■ PROVIDED MATERIAL
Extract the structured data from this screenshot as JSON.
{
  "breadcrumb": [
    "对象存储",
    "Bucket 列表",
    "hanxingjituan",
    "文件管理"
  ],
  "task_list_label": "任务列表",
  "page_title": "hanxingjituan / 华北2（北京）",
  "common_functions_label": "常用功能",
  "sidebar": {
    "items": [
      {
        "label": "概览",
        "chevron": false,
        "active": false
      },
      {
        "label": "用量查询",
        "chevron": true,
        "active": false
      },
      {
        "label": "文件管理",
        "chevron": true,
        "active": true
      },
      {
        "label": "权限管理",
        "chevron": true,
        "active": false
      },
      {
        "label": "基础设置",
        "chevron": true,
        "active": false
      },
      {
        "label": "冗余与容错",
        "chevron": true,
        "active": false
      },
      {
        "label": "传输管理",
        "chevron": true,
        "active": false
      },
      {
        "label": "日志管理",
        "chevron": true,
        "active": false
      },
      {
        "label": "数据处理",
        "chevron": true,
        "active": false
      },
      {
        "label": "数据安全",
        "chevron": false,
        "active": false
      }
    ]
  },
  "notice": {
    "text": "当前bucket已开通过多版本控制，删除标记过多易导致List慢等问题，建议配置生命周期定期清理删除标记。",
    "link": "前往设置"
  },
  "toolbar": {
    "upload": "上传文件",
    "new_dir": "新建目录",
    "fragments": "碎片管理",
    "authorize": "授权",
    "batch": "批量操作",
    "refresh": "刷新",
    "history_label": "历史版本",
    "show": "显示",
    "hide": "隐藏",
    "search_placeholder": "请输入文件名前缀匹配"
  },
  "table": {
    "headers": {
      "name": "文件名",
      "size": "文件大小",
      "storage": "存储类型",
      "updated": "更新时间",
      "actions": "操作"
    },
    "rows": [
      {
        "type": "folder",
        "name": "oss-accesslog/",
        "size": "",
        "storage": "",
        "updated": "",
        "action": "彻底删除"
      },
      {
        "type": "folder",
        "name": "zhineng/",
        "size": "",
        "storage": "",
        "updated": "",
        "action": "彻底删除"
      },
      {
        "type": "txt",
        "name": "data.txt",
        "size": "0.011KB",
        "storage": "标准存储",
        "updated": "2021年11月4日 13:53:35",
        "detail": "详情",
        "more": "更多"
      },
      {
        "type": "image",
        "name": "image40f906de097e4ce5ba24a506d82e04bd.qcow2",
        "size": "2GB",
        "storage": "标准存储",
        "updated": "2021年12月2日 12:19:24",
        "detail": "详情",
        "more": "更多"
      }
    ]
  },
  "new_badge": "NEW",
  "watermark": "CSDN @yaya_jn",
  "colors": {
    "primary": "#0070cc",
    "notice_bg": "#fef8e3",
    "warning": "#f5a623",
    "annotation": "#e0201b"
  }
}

■ INSTRUCTIONS TO FOLLOW
Copy the entries above exactly, leaving none out.

■ SOLUTION TO THIS PROBLEM
Extract the structured data from this screenshot as JSON.
{
  "breadcrumb": [
    "对象存储",
    "Bucket 列表",
    "hanxingjituan",
    "文件管理"
  ],
  "task_list_label": "任务列表",
  "page_title": "hanxingjituan / 华北2（北京）",
  "common_functions_label": "常用功能",
  "sidebar": {
    "items": [
      {
        "label": "概览",
        "chevron": false,
        "active": false
      },
      {
        "label": "用量查询",
        "chevron": true,
        "active": false
      },
      {
        "label": "文件管理",
        "chevron": true,
        "active": true
      },
      {
        "label": "权限管理",
        "chevron": true,
        "active": false
      },
      {
        "label": "基础设置",
        "chevron": true,
        "active": false
      },
      {
        "label": "冗余与容错",
        "chevron": true,
        "active": false
      },
      {
        "label": "传输管理",
        "chevron": true,
        "active": false
      },
      {
        "label": "日志管理",
        "chevron": true,
        "active": false
      },
      {
        "label": "数据处理",
        "chevron": true,
        "active": false
      },
      {
        "label": "数据安全",
        "chevron": false,
        "active": false
      }
    ]
  },
  "notice": {
    "text": "当前bucket已开通过多版本控制，删除标记过多易导致List慢等问题，建议配置生命周期定期清理删除标记。",
    "link": "前往设置"
  },
  "toolbar": {
    "upload": "上传文件",
    "new_dir": "新建目录",
    "fragments": "碎片管理",
    "authorize": "授权",
    "batch": "批量操作",
    "refresh": "刷新",
    "history_label": "历史版本",
    "show": "显示",
    "hide": "隐藏",
    "search_placeholder": "请输入文件名前缀匹配"
  },
  "table": {
    "headers": {
      "name": "文件名",
      "size": "文件大小",
      "storage": "存储类型",
      "updated": "更新时间",
      "actions": "操作"
    },
    "rows": [
      {
        "type": "folder",
        "name": "oss-accesslog/",
        "size": "",
        "storage": "",
        "updated": "",
        "action": "彻底删除"
      },
      {
        "type": "folder",
        "name": "zhineng/",
        "size": "",
        "storage": "",
        "updated": "",
        "action": "彻底删除"
      },
      {
        "type": "txt",
        "name": "data.txt",
        "size": "0.011KB",
        "storage": "标准存储",
        "updated": "2021年11月4日 13:53:35",
        "detail": "详情",
        "more": "更多"
      },
      {
        "type": "image",
        "name": "image40f906de097e4ce5ba24a506d82e04bd.qcow2",
        "size": "2GB",
        "storage": "标准存储",
        "updated": "2021年12月2日 12:19:24",
        "detail": "详情",
        "more": "更多"
      }
    ]
  },
  "new_badge": "NEW",
  "watermark": "CSDN @yaya_jn",
  "colors": {
    "primary": "#0070cc",
    "notice_bg": "#fef8e3",
    "warning": "#f5a623",
    "annotation": "#e0201b"
  }
}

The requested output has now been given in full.